##### INPUT RECORDS #####

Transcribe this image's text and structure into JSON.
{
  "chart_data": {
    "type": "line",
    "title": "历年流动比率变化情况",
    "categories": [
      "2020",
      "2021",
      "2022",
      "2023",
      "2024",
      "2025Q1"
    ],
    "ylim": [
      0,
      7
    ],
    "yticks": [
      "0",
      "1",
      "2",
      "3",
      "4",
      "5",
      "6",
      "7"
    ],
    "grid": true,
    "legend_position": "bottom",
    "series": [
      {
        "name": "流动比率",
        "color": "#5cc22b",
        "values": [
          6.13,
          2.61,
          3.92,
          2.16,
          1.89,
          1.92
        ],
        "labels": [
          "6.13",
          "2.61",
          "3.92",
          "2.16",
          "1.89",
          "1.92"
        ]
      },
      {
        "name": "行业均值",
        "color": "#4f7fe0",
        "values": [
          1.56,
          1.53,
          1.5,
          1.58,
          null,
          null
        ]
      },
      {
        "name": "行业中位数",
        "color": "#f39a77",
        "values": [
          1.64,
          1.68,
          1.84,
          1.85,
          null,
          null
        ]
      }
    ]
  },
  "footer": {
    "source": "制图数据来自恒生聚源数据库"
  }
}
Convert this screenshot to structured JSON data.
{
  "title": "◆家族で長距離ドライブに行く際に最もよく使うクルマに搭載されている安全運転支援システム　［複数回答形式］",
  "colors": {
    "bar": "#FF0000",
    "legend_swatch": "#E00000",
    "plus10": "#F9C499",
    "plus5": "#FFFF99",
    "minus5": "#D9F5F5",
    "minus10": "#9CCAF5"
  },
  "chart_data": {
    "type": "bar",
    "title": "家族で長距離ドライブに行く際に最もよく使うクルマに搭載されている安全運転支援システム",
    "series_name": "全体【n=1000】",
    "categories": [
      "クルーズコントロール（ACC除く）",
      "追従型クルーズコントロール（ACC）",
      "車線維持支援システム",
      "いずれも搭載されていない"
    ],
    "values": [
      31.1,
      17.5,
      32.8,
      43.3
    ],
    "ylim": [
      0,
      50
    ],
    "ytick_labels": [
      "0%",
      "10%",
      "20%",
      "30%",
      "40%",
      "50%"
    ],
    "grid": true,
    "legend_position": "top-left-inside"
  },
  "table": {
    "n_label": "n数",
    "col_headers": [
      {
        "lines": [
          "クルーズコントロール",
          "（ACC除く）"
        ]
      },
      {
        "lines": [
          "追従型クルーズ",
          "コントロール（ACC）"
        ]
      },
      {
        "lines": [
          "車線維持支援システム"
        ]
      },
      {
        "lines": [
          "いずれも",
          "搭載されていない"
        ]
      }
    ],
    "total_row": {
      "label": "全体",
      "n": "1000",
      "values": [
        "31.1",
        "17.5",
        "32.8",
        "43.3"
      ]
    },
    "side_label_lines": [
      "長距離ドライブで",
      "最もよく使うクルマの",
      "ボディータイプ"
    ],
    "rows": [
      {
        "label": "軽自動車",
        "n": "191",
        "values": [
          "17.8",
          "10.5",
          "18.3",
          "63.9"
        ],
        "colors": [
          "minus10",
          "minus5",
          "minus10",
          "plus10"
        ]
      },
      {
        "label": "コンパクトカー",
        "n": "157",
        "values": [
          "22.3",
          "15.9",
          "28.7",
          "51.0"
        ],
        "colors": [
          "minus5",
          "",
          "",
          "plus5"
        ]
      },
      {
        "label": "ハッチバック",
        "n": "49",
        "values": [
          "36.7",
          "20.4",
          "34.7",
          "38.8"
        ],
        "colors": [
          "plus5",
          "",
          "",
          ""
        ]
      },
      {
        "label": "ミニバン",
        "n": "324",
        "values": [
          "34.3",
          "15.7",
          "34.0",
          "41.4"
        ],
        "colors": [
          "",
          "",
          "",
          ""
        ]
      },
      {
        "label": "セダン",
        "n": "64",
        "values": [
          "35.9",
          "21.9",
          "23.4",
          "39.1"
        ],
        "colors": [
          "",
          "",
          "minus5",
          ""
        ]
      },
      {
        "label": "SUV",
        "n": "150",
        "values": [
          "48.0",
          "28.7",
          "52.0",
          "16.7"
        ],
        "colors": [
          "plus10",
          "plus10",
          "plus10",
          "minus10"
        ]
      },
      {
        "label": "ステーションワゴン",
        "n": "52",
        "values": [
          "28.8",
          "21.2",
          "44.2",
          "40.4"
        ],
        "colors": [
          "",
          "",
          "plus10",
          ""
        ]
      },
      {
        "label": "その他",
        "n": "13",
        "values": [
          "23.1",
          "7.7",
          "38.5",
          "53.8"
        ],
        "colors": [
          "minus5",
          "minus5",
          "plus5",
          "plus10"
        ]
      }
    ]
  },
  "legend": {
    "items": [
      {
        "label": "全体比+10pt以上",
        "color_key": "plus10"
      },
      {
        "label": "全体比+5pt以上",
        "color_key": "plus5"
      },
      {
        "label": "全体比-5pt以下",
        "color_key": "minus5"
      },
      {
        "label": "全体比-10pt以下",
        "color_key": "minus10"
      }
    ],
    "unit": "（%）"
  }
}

#####

» **GOAL**:
Please give back all of the records exactly as written.

» **RESPONSE TO THIS TASK**:
Transcribe this image's text and structure into JSON.
{
  "chart_data": {
    "type": "line",
    "title": "历年流动比率变化情况",
    "categories": [
      "2020",
      "2021",
      "2022",
      "2023",
      "2024",
      "2025Q1"
    ],
    "ylim": [
      0,
      7
    ],
    "yticks": [
      "0",
      "1",
      "2",
      "3",
      "4",
      "5",
      "6",
      "7"
    ],
    "grid": true,
    "legend_position": "bottom",
    "series": [
      {
        "name": "流动比率",
        "color": "#5cc22b",
        "values": [
          6.13,
          2.61,
          3.92,
          2.16,
          1.89,
          1.92
        ],
        "labels": [
          "6.13",
          "2.61",
          "3.92",
          "2.16",
          "1.89",
          "1.92"
        ]
      },
      {
        "name": "行业均值",
        "color": "#4f7fe0",
        "values": [
          1.56,
          1.53,
          1.5,
          1.58,
          null,
          null
        ]
      },
      {
        "name": "行业中位数",
        "color": "#f39a77",
        "values": [
          1.64,
          1.68,
          1.84,
          1.85,
          null,
          null
        ]
      }
    ]
  },
  "footer": {
    "source": "制图数据来自恒生聚源数据库"
  }
}
Convert this screenshot to structured JSON data.
{
  "title": "◆家族で長距離ドライブに行く際に最もよく使うクルマに搭載されている安全運転支援システム　［複数回答形式］",
  "colors": {
    "bar": "#FF0000",
    "legend_swatch": "#E00000",
    "plus10": "#F9C499",
    "plus5": "#FFFF99",
    "minus5": "#D9F5F5",
    "minus10": "#9CCAF5"
  },
  "chart_data": {
    "type": "bar",
    "title": "家族で長距離ドライブに行く際に最もよく使うクルマに搭載されている安全運転支援システム",
    "series_name": "全体【n=1000】",
    "categories": [
      "クルーズコントロール（ACC除く）",
      "追従型クルーズコントロール（ACC）",
      "車線維持支援システム",
      "いずれも搭載されていない"
    ],
    "values": [
      31.1,
      17.5,
      32.8,
      43.3
    ],
    "ylim": [
      0,
      50
    ],
    "ytick_labels": [
      "0%",
      "10%",
      "20%",
      "30%",
      "40%",
      "50%"
    ],
    "grid": true,
    "legend_position": "top-left-inside"
  },
  "table": {
    "n_label": "n数",
    "col_headers": [
      {
        "lines": [
          "クルーズコントロール",
          "（ACC除く）"
        ]
      },
      {
        "lines": [
          "追従型クルーズ",
          "コントロール（ACC）"
        ]
      },
      {
        "lines": [
          "車線維持支援システム"
        ]
      },
      {
        "lines": [
          "いずれも",
          "搭載されていない"
        ]
      }
    ],
    "total_row": {
      "label": "全体",
      "n": "1000",
      "values": [
        "31.1",
        "17.5",
        "32.8",
        "43.3"
      ]
    },
    "side_label_lines": [
      "長距離ドライブで",
      "最もよく使うクルマの",
      "ボディータイプ"
    ],
    "rows": [
      {
        "label": "軽自動車",
        "n": "191",
        "values": [
          "17.8",
          "10.5",
          "18.3",
          "63.9"
        ],
        "colors": [
          "minus10",
          "minus5",
          "minus10",
          "plus10"
        ]
      },
      {
        "label": "コンパクトカー",
        "n": "157",
        "values": [
          "22.3",
          "15.9",
          "28.7",
          "51.0"
        ],
        "colors": [
          "minus5",
          "",
          "",
          "plus5"
        ]
      },
      {
        "label": "ハッチバック",
        "n": "49",
        "values": [
          "36.7",
          "20.4",
          "34.7",
          "38.8"
        ],
        "colors": [
          "plus5",
          "",
          "",
          ""
        ]
      },
      {
        "label": "ミニバン",
        "n": "324",
        "values": [
          "34.3",
          "15.7",
          "34.0",
          "41.4"
        ],
        "colors": [
          "",
          "",
          "",
          ""
        ]
      },
      {
        "label": "セダン",
        "n": "64",
        "values": [
          "35.9",
          "21.9",
          "23.4",
          "39.1"
        ],
        "colors": [
          "",
          "",
          "minus5",
          ""
        ]
      },
      {
        "label": "SUV",
        "n": "150",
        "values": [
          "48.0",
          "28.7",
          "52.0",
          "16.7"
        ],
        "colors": [
          "plus10",
          "plus10",
          "plus10",
          "minus10"
        ]
      },
      {
        "label": "ステーションワゴン",
        "n": "52",
        "values": [
          "28.8",
          "21.2",
          "44.2",
          "40.4"
        ],
        "colors": [
          "",
          "",
          "plus10",
          ""
        ]
      },
      {
        "label": "その他",
        "n": "13",
        "values": [
          "23.1",
          "7.7",
          "38.5",
          "53.8"
        ],
        "colors": [
          "minus5",
          "minus5",
          "plus5",
          "plus10"
        ]
      }
    ]
  },
  "legend": {
    "items": [
      {
        "label": "全体比+10pt以上",
        "color_key": "plus10"
      },
      {
        "label": "全体比+5pt以上",
        "color_key": "plus5"
      },
      {
        "label": "全体比-5pt以下",
        "color_key": "minus5"
      },
      {
        "label": "全体比-10pt以下",
        "color_key": "minus10"
      }
    ],
    "unit": "（%）"
  }
}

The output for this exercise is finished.